* What you will do *
Quote every line of the material beneath this one.

* Excerpted data *
[start]
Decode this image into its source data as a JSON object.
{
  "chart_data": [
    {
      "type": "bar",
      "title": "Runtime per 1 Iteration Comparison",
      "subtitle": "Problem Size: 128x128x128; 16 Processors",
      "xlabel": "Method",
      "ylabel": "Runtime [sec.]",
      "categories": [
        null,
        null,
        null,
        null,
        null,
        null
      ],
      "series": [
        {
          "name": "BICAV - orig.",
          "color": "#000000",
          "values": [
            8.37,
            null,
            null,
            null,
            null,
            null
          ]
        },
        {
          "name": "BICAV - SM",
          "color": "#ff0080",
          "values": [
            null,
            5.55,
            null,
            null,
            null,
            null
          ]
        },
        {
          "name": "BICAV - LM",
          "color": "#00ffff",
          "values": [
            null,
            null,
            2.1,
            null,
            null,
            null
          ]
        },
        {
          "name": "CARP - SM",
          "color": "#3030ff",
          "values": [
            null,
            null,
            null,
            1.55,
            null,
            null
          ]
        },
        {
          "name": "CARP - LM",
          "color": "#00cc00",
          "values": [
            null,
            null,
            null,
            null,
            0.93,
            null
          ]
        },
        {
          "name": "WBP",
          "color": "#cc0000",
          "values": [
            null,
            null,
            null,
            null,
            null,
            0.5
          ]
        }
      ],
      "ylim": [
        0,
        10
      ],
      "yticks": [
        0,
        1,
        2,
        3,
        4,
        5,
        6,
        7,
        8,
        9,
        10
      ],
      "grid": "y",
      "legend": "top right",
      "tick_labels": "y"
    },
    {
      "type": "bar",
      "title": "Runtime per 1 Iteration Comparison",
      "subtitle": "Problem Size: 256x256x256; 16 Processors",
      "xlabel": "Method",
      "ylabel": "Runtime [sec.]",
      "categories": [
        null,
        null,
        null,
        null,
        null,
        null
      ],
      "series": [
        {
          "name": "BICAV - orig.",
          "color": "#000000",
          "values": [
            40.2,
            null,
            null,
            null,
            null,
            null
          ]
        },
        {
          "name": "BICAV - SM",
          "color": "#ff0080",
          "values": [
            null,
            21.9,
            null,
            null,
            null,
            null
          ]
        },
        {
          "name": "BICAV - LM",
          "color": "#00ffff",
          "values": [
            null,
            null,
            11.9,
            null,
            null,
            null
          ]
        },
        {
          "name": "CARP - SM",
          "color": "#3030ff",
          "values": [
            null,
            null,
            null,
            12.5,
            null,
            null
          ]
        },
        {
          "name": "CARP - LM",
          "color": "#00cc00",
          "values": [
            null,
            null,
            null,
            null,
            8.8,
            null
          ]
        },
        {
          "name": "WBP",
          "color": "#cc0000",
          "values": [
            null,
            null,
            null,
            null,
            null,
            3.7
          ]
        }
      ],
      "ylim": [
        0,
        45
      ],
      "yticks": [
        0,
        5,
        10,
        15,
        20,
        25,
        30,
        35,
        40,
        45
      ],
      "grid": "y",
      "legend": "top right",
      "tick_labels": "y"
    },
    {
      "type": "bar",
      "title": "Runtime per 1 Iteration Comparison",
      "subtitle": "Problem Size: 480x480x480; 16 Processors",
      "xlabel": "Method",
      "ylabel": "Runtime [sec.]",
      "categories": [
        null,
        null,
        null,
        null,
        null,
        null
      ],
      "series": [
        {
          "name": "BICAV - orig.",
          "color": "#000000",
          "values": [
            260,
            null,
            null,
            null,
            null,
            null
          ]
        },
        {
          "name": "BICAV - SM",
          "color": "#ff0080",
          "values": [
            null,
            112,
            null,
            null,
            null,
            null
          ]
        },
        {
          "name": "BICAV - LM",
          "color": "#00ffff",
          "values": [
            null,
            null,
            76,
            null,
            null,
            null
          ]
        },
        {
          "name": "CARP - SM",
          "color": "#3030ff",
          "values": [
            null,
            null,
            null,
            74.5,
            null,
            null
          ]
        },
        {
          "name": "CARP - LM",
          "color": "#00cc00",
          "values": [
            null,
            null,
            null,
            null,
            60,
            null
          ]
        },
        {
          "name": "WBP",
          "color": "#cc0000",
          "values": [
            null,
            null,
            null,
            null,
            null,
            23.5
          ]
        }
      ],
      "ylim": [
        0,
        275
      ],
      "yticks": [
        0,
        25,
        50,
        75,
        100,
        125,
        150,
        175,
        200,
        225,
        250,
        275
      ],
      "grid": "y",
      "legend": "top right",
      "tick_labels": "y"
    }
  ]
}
[end]
* Exercise result *
Decode this image into its source data as a JSON object.
{
  "chart_data": [
    {
      "type": "bar",
      "title": "Runtime per 1 Iteration Comparison",
      "subtitle": "Problem Size: 128x128x128; 16 Processors",
      "xlabel": "Method",
      "ylabel": "Runtime [sec.]",
      "categories": [
        null,
        null,
        null,
        null,
        null,
        null
      ],
      "series": [
        {
          "name": "BICAV - orig.",
          "color": "#000000",
          "values": [
            8.37,
            null,
            null,
            null,
            null,
            null
          ]
        },
        {
          "name": "BICAV - SM",
          "color": "#ff0080",
          "values": [
            null,
            5.55,
            null,
            null,
            null,
            null
          ]
        },
        {
          "name": "BICAV - LM",
          "color": "#00ffff",
          "values": [
            null,
            null,
            2.1,
            null,
            null,
            null
          ]
        },
        {
          "name": "CARP - SM",
          "color": "#3030ff",
          "values": [
            null,
            null,
            null,
            1.55,
            null,
            null
          ]
        },
        {
          "name": "CARP - LM",
          "color": "#00cc00",
          "values": [
            null,
            null,
            null,
            null,
            0.93,
            null
          ]
        },
        {
          "name": "WBP",
          "color": "#cc0000",
          "values": [
            null,
            null,
            null,
            null,
            null,
            0.5
          ]
        }
      ],
      "ylim": [
        0,
        10
      ],
      "yticks": [
        0,
        1,
        2,
        3,
        4,
        5,
        6,
        7,
        8,
        9,
        10
      ],
      "grid": "y",
      "legend": "top right",
      "tick_labels": "y"
    },
    {
      "type": "bar",
      "title": "Runtime per 1 Iteration Comparison",
      "subtitle": "Problem Size: 256x256x256; 16 Processors",
      "xlabel": "Method",
      "ylabel": "Runtime [sec.]",
      "categories": [
        null,
        null,
        null,
        null,
        null,
        null
      ],
      "series": [
        {
          "name": "BICAV - orig.",
          "color": "#000000",
          "values": [
            40.2,
            null,
            null,
            null,
            null,
            null
          ]
        },
        {
          "name": "BICAV - SM",
          "color": "#ff0080",
          "values": [
            null,
            21.9,
            null,
            null,
            null,
            null
          ]
        },
        {
          "name": "BICAV - LM",
          "color": "#00ffff",
          "values": [
            null,
            null,
            11.9,
            null,
            null,
            null
          ]
        },
        {
          "name": "CARP - SM",
          "color": "#3030ff",
          "values": [
            null,
            null,
            null,
            12.5,
            null,
            null
          ]
        },
        {
          "name": "CARP - LM",
          "color": "#00cc00",
          "values": [
            null,
            null,
            null,
            null,
            8.8,
            null
          ]
        },
        {
          "name": "WBP",
          "color": "#cc0000",
          "values": [
            null,
            null,
            null,
            null,
            null,
            3.7
          ]
        }
      ],
      "ylim": [
        0,
        45
      ],
      "yticks": [
        0,
        5,
        10,
        15,
        20,
        25,
        30,
        35,
        40,
        45
      ],
      "grid": "y",
      "legend": "top right",
      "tick_labels": "y"
    },
    {
      "type": "bar",
      "title": "Runtime per 1 Iteration Comparison",
      "subtitle": "Problem Size: 480x480x480; 16 Processors",
      "xlabel": "Method",
      "ylabel": "Runtime [sec.]",
      "categories": [
        null,
        null,
        null,
        null,
        null,
        null
      ],
      "series": [
        {
          "name": "BICAV - orig.",
          "color": "#000000",
          "values": [
            260,
            null,
            null,
            null,
            null,
            null
          ]
        },
        {
          "name": "BICAV - SM",
          "color": "#ff0080",
          "values": [
            null,
            112,
            null,
            null,
            null,
            null
          ]
        },
        {
          "name": "BICAV - LM",
          "color": "#00ffff",
          "values": [
            null,
            null,
            76,
            null,
            null,
            null
          ]
        },
        {
          "name": "CARP - SM",
          "color": "#3030ff",
          "values": [
            null,
            null,
            null,
            74.5,
            null,
            null
          ]
        },
        {
          "name": "CARP - LM",
          "color": "#00cc00",
          "values": [
            null,
            null,
            null,
            null,
            60,
            null
          ]
        },
        {
          "name": "WBP",
          "color": "#cc0000",
          "values": [
            null,
            null,
            null,
            null,
            null,
            23.5
          ]
        }
      ],
      "ylim": [
        0,
        275
      ],
      "yticks": [
        0,
        25,
        50,
        75,
        100,
        125,
        150,
        175,
        200,
        225,
        250,
        275
      ],
      "grid": "y",
      "legend": "top right",
      "tick_labels": "y"
    }
  ]
}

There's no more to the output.